======== Material supplied
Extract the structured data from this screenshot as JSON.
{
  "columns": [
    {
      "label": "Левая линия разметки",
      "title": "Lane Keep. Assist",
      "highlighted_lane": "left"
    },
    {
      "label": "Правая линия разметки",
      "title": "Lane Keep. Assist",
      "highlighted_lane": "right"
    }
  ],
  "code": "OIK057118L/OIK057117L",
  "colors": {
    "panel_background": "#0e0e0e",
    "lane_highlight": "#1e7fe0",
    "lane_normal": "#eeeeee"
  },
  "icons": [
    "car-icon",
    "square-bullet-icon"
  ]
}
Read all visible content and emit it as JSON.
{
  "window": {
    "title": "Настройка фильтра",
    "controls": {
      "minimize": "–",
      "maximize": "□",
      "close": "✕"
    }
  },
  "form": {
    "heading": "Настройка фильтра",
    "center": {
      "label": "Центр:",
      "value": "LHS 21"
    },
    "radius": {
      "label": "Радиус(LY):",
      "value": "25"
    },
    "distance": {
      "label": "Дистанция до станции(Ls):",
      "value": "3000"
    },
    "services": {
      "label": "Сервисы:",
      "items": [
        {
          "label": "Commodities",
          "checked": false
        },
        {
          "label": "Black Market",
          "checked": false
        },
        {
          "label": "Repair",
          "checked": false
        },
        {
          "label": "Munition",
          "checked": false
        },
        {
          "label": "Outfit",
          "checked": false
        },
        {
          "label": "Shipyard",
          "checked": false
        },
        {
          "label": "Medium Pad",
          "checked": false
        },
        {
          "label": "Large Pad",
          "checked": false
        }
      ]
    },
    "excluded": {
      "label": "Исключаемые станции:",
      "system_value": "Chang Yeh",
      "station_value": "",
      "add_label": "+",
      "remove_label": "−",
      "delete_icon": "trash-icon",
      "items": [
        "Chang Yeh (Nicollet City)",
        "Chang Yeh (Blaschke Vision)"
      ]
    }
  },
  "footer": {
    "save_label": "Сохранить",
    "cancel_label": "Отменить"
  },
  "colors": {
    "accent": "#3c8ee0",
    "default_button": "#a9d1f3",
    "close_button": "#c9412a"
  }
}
================
[Given exercise] Write the data out again in full and exactly.

[Output of the exercise]
Extract the structured data from this screenshot as JSON.
{
  "columns": [
    {
      "label": "Левая линия разметки",
      "title": "Lane Keep. Assist",
      "highlighted_lane": "left"
    },
    {
      "label": "Правая линия разметки",
      "title": "Lane Keep. Assist",
      "highlighted_lane": "right"
    }
  ],
  "code": "OIK057118L/OIK057117L",
  "colors": {
    "panel_background": "#0e0e0e",
    "lane_highlight": "#1e7fe0",
    "lane_normal": "#eeeeee"
  },
  "icons": [
    "car-icon",
    "square-bullet-icon"
  ]
}
Read all visible content and emit it as JSON.
{
  "window": {
    "title": "Настройка фильтра",
    "controls": {
      "minimize": "–",
      "maximize": "□",
      "close": "✕"
    }
  },
  "form": {
    "heading": "Настройка фильтра",
    "center": {
      "label": "Центр:",
      "value": "LHS 21"
    },
    "radius": {
      "label": "Радиус(LY):",
      "value": "25"
    },
    "distance": {
      "label": "Дистанция до станции(Ls):",
      "value": "3000"
    },
    "services": {
      "label": "Сервисы:",
      "items": [
        {
          "label": "Commodities",
          "checked": false
        },
        {
          "label": "Black Market",
          "checked": false
        },
        {
          "label": "Repair",
          "checked": false
        },
        {
          "label": "Munition",
          "checked": false
        },
        {
          "label": "Outfit",
          "checked": false
        },
        {
          "label": "Shipyard",
          "checked": false
        },
        {
          "label": "Medium Pad",
          "checked": false
        },
        {
          "label": "Large Pad",
          "checked": false
        }
      ]
    },
    "excluded": {
      "label": "Исключаемые станции:",
      "system_value": "Chang Yeh",
      "station_value": "",
      "add_label": "+",
      "remove_label": "−",
      "delete_icon": "trash-icon",
      "items": [
        "Chang Yeh (Nicollet City)",
        "Chang Yeh (Blaschke Vision)"
      ]
    }
  },
  "footer": {
    "save_label": "Сохранить",
    "cancel_label": "Отменить"
  },
  "colors": {
    "accent": "#3c8ee0",
    "default_button": "#a9d1f3",
    "close_button": "#c9412a"
  }
}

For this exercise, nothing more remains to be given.